◆ EXCERPTED DATA:
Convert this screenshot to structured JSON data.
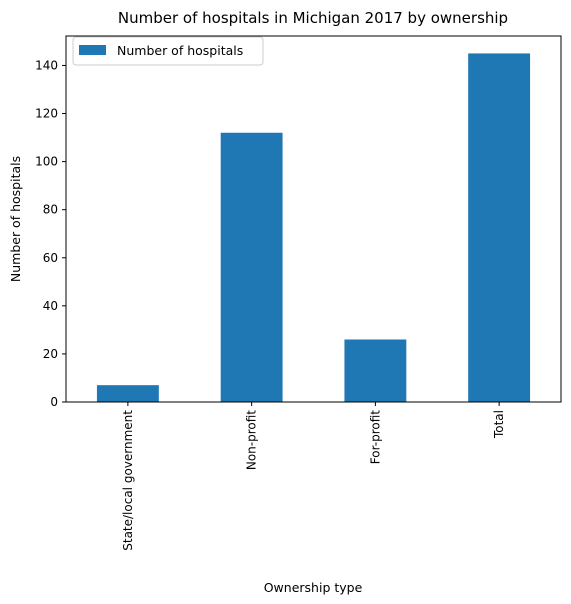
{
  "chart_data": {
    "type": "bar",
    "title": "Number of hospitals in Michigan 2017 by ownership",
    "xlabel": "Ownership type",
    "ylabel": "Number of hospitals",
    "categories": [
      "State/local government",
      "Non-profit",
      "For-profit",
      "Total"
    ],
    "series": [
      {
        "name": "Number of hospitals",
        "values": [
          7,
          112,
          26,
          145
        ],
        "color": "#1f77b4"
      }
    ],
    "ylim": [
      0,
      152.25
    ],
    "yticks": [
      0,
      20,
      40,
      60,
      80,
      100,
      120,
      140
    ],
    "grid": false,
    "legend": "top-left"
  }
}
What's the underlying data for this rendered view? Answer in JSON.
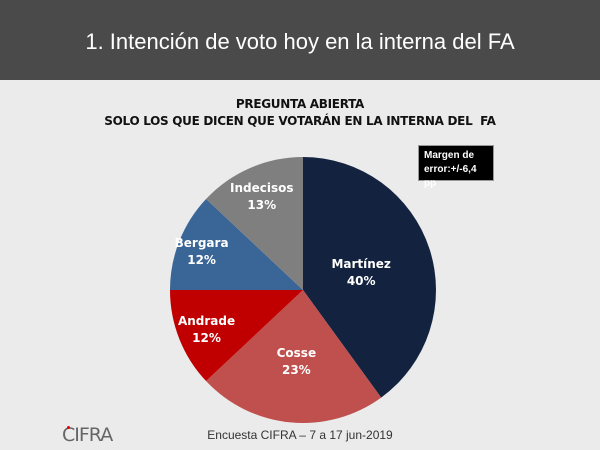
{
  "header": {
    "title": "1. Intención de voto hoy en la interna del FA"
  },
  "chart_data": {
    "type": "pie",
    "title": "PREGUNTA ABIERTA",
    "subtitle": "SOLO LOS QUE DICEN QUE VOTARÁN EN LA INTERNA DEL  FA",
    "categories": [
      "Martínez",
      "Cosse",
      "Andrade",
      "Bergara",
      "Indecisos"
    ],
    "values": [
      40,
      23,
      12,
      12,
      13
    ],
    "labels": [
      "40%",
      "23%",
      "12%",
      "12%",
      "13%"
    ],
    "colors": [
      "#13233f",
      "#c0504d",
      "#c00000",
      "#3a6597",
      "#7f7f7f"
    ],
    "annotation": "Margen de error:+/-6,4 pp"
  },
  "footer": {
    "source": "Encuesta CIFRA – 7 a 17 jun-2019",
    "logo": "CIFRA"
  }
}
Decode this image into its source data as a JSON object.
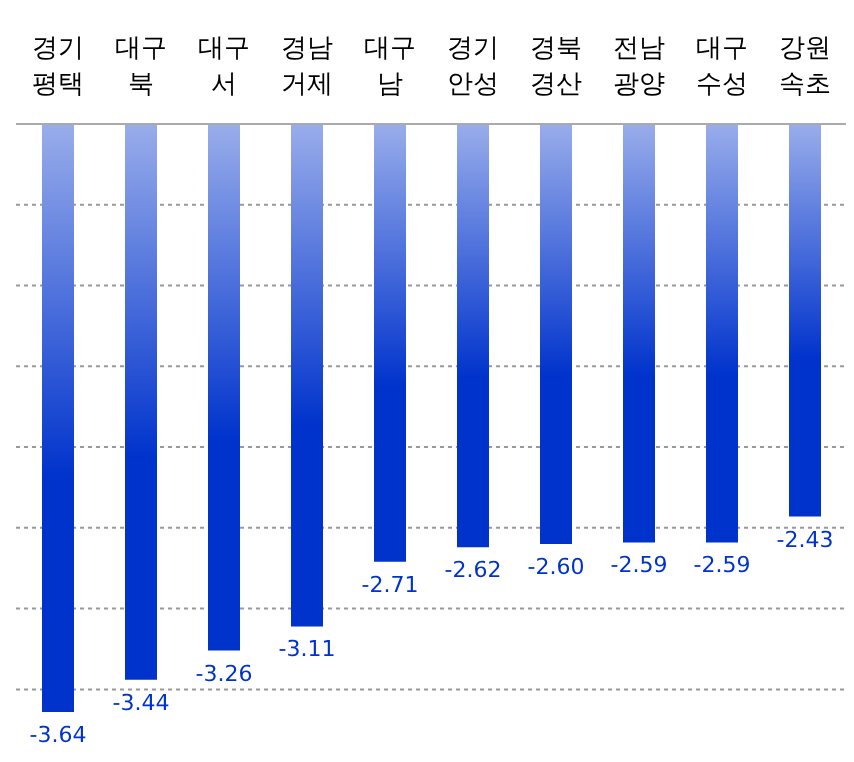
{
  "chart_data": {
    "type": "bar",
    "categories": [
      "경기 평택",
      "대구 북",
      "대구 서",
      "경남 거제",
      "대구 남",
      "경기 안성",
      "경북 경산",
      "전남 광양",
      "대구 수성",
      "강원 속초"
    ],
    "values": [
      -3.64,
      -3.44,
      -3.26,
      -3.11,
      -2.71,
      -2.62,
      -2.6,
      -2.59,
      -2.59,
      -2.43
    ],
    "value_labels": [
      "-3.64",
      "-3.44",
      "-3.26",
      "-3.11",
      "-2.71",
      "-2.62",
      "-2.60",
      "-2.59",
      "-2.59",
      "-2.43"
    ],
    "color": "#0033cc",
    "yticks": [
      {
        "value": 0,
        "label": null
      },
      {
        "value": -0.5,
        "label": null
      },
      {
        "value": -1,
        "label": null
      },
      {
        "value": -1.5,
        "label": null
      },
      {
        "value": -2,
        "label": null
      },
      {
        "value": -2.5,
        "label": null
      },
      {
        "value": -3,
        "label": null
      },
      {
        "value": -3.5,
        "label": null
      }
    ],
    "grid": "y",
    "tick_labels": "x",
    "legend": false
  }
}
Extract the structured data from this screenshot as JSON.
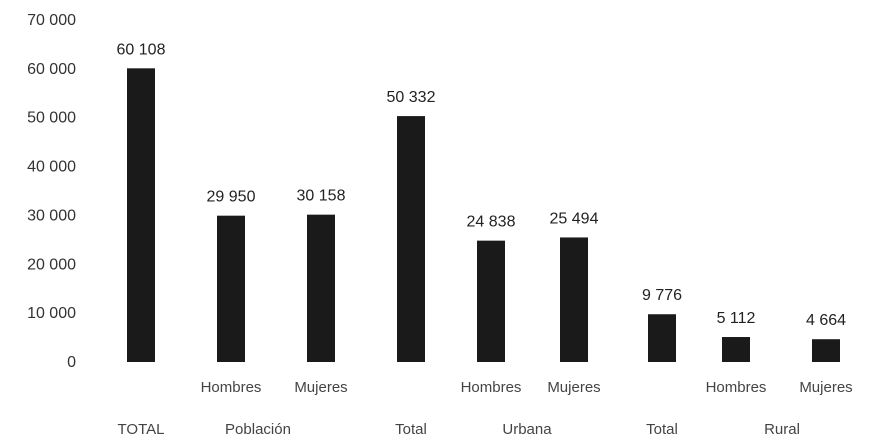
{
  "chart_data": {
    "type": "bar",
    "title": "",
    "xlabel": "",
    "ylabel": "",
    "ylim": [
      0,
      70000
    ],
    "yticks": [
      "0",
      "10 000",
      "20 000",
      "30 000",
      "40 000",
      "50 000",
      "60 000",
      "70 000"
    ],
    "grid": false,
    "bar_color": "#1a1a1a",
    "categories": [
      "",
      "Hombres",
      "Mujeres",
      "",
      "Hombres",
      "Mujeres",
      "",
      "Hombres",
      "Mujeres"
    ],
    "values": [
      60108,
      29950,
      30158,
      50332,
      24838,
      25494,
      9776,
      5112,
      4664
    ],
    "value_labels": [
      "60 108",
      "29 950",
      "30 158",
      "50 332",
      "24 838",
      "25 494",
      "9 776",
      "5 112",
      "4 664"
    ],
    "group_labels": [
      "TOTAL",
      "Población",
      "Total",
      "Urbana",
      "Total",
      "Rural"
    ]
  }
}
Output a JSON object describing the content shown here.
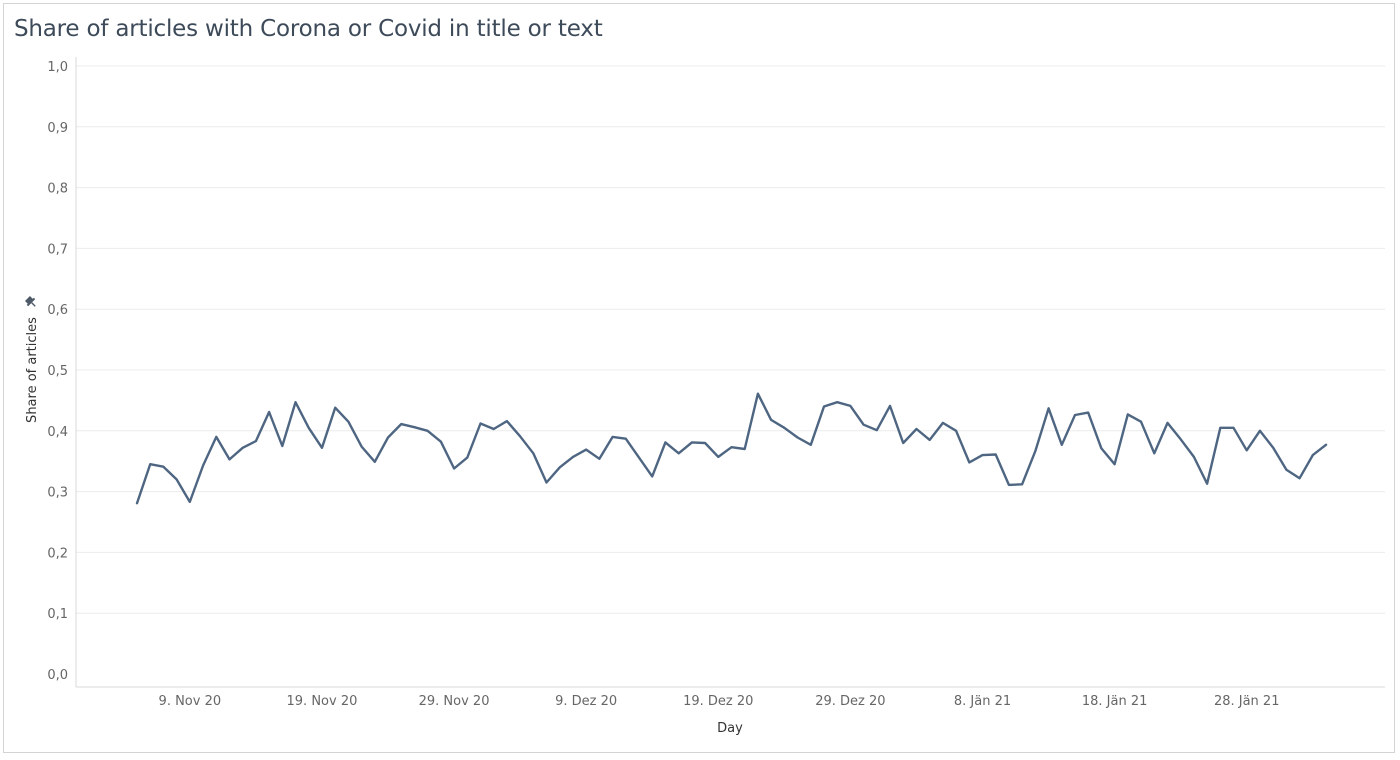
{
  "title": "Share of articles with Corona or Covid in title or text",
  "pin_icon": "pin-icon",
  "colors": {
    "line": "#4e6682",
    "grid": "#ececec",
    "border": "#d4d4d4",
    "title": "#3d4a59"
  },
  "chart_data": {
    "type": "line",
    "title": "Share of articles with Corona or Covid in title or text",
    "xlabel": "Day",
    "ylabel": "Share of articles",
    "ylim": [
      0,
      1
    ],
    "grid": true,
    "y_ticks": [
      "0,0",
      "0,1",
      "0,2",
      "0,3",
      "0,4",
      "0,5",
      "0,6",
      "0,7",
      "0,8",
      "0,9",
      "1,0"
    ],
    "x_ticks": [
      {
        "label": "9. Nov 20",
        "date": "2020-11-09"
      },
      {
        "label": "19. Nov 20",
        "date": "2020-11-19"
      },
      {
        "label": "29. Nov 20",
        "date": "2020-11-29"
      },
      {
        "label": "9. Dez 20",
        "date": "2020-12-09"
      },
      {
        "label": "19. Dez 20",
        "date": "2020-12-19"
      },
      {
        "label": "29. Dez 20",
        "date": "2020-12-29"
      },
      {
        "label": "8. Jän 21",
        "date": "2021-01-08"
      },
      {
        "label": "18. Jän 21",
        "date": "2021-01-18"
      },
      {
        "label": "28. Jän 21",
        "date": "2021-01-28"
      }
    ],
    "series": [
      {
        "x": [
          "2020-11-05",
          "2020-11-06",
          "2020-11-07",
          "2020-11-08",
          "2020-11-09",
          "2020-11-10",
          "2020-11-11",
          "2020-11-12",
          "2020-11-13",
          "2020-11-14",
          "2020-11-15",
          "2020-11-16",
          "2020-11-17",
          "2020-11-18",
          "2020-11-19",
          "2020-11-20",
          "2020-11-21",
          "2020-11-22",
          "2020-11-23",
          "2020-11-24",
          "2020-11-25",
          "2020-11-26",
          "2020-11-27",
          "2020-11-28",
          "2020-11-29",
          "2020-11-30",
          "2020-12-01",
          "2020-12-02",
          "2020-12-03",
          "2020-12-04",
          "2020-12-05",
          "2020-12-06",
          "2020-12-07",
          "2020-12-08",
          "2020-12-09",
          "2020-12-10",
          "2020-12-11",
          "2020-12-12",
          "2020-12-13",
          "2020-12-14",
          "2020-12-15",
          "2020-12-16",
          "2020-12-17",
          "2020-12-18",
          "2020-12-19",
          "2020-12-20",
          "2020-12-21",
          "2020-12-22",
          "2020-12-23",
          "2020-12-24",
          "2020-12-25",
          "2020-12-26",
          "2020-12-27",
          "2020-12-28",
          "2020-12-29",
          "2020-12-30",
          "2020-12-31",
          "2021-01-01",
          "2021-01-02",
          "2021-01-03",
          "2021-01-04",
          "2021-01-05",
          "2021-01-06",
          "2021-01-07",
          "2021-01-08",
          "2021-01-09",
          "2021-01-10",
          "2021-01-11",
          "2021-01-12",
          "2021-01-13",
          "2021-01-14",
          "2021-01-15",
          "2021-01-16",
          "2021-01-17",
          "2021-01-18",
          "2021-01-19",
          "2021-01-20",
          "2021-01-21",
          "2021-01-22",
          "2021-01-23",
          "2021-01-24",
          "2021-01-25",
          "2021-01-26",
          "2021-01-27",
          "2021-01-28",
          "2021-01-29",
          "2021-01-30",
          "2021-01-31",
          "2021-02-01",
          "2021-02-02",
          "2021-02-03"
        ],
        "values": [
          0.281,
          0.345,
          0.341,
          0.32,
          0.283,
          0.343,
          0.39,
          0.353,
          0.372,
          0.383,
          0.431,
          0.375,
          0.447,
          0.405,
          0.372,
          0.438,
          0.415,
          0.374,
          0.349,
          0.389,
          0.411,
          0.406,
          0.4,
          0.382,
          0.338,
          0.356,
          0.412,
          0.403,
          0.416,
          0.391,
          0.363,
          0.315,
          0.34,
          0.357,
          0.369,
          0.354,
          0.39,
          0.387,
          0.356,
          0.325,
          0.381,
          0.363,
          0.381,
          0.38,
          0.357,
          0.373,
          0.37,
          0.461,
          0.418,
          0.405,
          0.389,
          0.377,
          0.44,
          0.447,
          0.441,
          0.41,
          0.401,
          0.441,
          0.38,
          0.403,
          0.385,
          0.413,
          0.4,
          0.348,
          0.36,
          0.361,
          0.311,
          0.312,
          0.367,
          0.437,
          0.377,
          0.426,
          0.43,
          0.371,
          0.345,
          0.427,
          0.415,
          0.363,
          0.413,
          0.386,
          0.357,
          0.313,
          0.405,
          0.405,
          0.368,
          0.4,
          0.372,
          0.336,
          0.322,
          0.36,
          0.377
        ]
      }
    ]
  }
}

◆ WHAT YOU HAVE TO DO:
Check each line of the entries for the string "ylabel". Copy the lines that have it.

◆ RESPONSE BELOW:
    "ylabel": "Number of hospitals",
    "ylabel": "",
    "ylabel": "Share of articles",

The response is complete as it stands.